- Stated task: Return all lines in the material below that contain "color".

Begin

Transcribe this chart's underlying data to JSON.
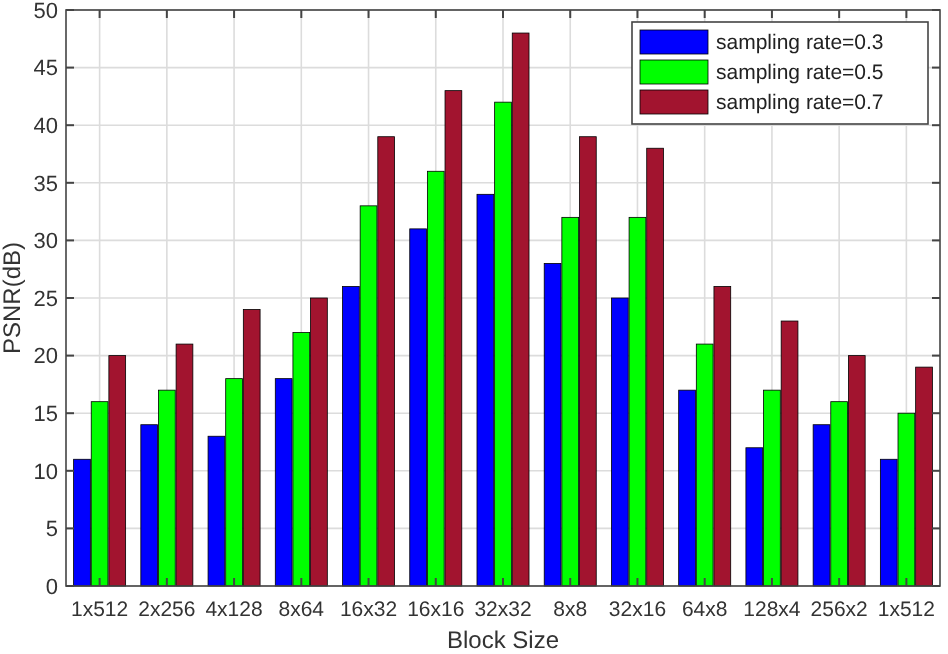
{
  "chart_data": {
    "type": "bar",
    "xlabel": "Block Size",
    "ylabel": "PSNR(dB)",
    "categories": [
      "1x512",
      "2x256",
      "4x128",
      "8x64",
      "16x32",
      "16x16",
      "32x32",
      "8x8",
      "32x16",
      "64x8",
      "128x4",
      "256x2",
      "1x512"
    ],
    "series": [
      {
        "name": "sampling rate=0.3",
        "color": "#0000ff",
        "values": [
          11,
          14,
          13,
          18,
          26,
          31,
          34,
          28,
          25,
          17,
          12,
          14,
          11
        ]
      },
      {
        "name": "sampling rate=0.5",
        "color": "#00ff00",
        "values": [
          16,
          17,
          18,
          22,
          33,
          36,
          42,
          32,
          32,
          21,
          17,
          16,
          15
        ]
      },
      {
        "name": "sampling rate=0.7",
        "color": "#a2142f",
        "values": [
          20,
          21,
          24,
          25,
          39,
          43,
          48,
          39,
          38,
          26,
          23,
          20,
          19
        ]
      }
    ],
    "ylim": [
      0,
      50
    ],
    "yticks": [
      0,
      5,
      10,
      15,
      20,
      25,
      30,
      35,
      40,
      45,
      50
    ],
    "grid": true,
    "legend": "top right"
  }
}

End

- Task result:
        "color": "#0000ff",
        "color": "#00ff00",
        "color": "#a2142f",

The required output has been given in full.